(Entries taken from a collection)
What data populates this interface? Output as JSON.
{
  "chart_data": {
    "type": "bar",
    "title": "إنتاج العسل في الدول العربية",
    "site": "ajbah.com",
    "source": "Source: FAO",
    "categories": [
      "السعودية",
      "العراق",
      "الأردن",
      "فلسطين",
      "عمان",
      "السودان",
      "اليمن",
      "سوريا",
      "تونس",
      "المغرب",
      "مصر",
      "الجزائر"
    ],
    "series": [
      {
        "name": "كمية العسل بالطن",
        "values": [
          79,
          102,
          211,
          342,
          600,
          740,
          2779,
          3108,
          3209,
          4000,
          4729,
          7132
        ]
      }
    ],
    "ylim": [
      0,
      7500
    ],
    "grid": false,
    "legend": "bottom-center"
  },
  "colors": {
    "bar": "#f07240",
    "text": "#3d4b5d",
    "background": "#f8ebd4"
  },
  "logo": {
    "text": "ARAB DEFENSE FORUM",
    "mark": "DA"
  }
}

(Goal) Print all of the entries exactly as they appear.

(Solution to this exercise)
What data populates this interface? Output as JSON.
{
  "chart_data": {
    "type": "bar",
    "title": "إنتاج العسل في الدول العربية",
    "site": "ajbah.com",
    "source": "Source: FAO",
    "categories": [
      "السعودية",
      "العراق",
      "الأردن",
      "فلسطين",
      "عمان",
      "السودان",
      "اليمن",
      "سوريا",
      "تونس",
      "المغرب",
      "مصر",
      "الجزائر"
    ],
    "series": [
      {
        "name": "كمية العسل بالطن",
        "values": [
          79,
          102,
          211,
          342,
          600,
          740,
          2779,
          3108,
          3209,
          4000,
          4729,
          7132
        ]
      }
    ],
    "ylim": [
      0,
      7500
    ],
    "grid": false,
    "legend": "bottom-center"
  },
  "colors": {
    "bar": "#f07240",
    "text": "#3d4b5d",
    "background": "#f8ebd4"
  },
  "logo": {
    "text": "ARAB DEFENSE FORUM",
    "mark": "DA"
  }
}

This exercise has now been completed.